Task to carry out ->
Retype the whole listing verbatim and keep the pictures out of it.

Material for this task ->

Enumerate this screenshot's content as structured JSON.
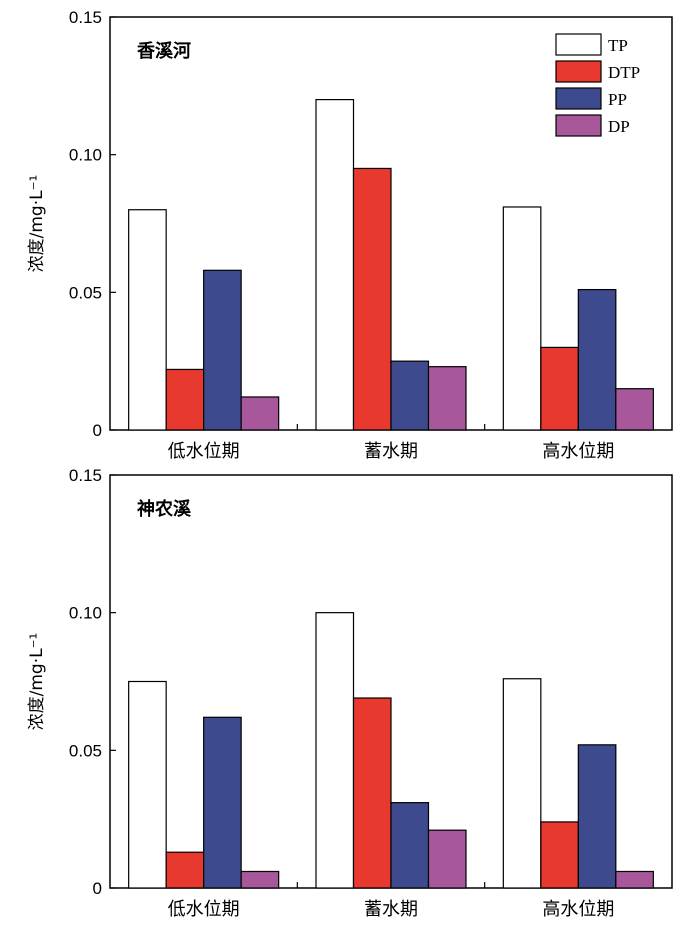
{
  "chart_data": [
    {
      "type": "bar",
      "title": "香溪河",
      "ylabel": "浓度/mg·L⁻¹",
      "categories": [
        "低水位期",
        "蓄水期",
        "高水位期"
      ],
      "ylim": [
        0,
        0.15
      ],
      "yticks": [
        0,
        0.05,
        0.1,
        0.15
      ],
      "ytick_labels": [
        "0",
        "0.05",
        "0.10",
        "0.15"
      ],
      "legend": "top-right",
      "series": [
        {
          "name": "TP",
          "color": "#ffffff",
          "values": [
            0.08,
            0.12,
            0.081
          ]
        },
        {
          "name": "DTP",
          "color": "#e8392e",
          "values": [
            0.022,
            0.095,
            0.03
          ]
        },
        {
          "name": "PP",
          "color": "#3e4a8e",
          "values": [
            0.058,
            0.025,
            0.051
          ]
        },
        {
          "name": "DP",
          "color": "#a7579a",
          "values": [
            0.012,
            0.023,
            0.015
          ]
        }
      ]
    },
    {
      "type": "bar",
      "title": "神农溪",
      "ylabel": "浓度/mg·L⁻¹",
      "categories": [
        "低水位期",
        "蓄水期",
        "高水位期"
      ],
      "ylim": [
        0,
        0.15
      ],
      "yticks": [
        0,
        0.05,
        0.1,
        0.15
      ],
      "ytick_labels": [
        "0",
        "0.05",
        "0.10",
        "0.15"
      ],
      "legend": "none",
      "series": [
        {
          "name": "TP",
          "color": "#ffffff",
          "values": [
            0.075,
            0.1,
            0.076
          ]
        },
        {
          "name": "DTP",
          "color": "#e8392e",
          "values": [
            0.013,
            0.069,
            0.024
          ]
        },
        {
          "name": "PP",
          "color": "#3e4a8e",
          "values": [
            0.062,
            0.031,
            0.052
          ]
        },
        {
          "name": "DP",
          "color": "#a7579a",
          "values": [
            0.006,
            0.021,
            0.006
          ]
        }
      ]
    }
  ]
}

Task response ->
Enumerate this screenshot's content as structured JSON.
{
  "chart_data": [
    {
      "type": "bar",
      "title": "香溪河",
      "ylabel": "浓度/mg·L⁻¹",
      "categories": [
        "低水位期",
        "蓄水期",
        "高水位期"
      ],
      "ylim": [
        0,
        0.15
      ],
      "yticks": [
        0,
        0.05,
        0.1,
        0.15
      ],
      "ytick_labels": [
        "0",
        "0.05",
        "0.10",
        "0.15"
      ],
      "legend": "top-right",
      "series": [
        {
          "name": "TP",
          "color": "#ffffff",
          "values": [
            0.08,
            0.12,
            0.081
          ]
        },
        {
          "name": "DTP",
          "color": "#e8392e",
          "values": [
            0.022,
            0.095,
            0.03
          ]
        },
        {
          "name": "PP",
          "color": "#3e4a8e",
          "values": [
            0.058,
            0.025,
            0.051
          ]
        },
        {
          "name": "DP",
          "color": "#a7579a",
          "values": [
            0.012,
            0.023,
            0.015
          ]
        }
      ]
    },
    {
      "type": "bar",
      "title": "神农溪",
      "ylabel": "浓度/mg·L⁻¹",
      "categories": [
        "低水位期",
        "蓄水期",
        "高水位期"
      ],
      "ylim": [
        0,
        0.15
      ],
      "yticks": [
        0,
        0.05,
        0.1,
        0.15
      ],
      "ytick_labels": [
        "0",
        "0.05",
        "0.10",
        "0.15"
      ],
      "legend": "none",
      "series": [
        {
          "name": "TP",
          "color": "#ffffff",
          "values": [
            0.075,
            0.1,
            0.076
          ]
        },
        {
          "name": "DTP",
          "color": "#e8392e",
          "values": [
            0.013,
            0.069,
            0.024
          ]
        },
        {
          "name": "PP",
          "color": "#3e4a8e",
          "values": [
            0.062,
            0.031,
            0.052
          ]
        },
        {
          "name": "DP",
          "color": "#a7579a",
          "values": [
            0.006,
            0.021,
            0.006
          ]
        }
      ]
    }
  ]
}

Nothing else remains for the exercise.